The request: Locate all lines with the word "药品生物技术" and copy them out.

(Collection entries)
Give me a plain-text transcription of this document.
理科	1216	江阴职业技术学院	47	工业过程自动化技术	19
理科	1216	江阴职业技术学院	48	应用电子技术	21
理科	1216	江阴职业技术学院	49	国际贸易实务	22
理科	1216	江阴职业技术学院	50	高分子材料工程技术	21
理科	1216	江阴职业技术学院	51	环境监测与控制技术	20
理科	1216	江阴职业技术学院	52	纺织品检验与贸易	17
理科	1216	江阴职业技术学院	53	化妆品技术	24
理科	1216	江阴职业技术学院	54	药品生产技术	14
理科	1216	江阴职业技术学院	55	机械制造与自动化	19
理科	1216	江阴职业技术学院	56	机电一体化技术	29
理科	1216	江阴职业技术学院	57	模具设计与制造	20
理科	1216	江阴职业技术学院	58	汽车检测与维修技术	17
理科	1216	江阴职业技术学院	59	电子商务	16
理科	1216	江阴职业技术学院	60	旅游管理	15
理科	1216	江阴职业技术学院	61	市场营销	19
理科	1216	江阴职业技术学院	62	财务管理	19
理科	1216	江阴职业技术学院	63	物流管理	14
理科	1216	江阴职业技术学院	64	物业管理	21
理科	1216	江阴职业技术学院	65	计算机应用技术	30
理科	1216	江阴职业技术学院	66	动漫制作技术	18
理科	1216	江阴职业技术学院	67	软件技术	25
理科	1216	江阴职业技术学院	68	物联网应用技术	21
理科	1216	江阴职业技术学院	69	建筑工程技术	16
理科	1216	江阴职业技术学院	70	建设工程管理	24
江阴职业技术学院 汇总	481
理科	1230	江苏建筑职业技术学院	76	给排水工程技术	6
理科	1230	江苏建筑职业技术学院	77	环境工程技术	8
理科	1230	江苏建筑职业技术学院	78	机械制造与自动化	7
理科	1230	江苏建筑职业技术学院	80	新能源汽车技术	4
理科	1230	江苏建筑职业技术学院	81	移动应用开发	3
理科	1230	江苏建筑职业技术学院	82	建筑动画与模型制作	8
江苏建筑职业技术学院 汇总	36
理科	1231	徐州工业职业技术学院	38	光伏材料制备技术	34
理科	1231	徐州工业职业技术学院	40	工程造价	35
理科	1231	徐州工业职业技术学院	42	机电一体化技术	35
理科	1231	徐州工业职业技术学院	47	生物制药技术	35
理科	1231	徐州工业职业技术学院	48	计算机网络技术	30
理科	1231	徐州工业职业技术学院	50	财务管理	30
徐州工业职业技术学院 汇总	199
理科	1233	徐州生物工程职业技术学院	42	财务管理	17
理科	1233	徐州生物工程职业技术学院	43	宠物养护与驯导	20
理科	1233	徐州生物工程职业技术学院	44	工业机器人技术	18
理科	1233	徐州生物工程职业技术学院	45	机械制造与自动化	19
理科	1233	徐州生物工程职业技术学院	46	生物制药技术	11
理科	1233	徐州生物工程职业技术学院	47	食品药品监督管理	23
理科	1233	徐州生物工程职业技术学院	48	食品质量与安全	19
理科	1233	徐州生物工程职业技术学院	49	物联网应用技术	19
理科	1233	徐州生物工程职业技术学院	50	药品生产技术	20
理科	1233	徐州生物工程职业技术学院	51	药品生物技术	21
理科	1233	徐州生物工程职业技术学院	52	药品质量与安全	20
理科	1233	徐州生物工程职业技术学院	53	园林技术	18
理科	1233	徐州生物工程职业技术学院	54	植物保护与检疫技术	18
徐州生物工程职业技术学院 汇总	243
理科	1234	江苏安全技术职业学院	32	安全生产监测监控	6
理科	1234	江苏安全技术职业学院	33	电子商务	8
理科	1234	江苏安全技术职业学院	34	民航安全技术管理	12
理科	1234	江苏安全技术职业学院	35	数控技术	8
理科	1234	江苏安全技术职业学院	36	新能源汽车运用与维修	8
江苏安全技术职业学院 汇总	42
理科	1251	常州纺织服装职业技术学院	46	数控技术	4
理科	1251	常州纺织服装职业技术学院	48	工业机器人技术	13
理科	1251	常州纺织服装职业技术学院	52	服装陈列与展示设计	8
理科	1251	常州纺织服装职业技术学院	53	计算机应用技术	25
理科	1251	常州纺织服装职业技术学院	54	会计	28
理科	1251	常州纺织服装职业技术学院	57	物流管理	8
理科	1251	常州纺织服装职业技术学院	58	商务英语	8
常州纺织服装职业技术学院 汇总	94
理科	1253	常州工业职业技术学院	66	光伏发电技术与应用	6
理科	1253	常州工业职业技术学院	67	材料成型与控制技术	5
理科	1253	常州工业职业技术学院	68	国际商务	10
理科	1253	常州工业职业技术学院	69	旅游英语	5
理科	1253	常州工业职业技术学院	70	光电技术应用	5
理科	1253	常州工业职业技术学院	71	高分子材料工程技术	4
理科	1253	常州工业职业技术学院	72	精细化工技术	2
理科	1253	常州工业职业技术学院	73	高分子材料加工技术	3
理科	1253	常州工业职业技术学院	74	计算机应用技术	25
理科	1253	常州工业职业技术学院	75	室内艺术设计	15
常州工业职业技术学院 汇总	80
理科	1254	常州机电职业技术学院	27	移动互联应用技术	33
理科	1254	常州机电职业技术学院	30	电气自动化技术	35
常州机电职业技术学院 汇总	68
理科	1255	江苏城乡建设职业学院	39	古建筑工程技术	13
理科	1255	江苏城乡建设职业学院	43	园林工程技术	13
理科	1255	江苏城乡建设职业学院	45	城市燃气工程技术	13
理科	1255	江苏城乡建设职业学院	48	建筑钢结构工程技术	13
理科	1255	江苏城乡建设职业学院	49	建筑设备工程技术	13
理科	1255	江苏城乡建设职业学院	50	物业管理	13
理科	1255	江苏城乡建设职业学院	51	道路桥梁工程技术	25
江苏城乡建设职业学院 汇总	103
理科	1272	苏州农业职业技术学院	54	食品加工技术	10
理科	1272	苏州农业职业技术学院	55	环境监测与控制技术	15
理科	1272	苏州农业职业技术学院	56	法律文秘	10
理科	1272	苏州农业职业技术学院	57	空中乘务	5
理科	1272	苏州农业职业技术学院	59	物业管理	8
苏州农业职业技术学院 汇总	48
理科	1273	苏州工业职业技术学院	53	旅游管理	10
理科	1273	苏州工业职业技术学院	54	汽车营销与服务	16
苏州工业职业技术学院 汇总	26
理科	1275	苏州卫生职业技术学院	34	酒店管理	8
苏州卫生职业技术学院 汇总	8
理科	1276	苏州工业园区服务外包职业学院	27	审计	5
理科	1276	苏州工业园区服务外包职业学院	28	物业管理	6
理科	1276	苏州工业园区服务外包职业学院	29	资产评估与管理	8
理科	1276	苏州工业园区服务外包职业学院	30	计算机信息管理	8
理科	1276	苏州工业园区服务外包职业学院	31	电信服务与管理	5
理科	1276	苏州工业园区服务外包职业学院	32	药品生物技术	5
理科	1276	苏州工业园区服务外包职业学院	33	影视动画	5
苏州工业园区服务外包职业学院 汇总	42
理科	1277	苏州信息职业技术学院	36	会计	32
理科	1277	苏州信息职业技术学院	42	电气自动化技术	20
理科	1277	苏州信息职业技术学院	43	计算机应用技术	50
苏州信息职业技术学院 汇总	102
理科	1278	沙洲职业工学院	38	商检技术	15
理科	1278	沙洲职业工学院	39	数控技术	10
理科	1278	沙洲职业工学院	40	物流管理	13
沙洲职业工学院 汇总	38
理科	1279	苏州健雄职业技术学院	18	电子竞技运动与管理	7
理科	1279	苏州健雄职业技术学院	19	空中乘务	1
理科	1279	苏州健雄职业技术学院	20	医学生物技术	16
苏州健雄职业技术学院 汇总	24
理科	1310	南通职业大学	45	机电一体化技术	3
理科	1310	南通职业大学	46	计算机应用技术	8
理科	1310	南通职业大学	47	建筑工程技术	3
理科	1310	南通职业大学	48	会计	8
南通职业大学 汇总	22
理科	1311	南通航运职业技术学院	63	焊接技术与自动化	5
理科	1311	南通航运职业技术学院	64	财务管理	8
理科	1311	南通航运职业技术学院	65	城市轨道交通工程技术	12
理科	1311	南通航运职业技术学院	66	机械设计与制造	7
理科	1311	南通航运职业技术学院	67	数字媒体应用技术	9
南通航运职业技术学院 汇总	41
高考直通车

Full answer:
理科	1233	徐州生物工程职业技术学院	51	药品生物技术	21
理科	1276	苏州工业园区服务外包职业学院	32	药品生物技术	5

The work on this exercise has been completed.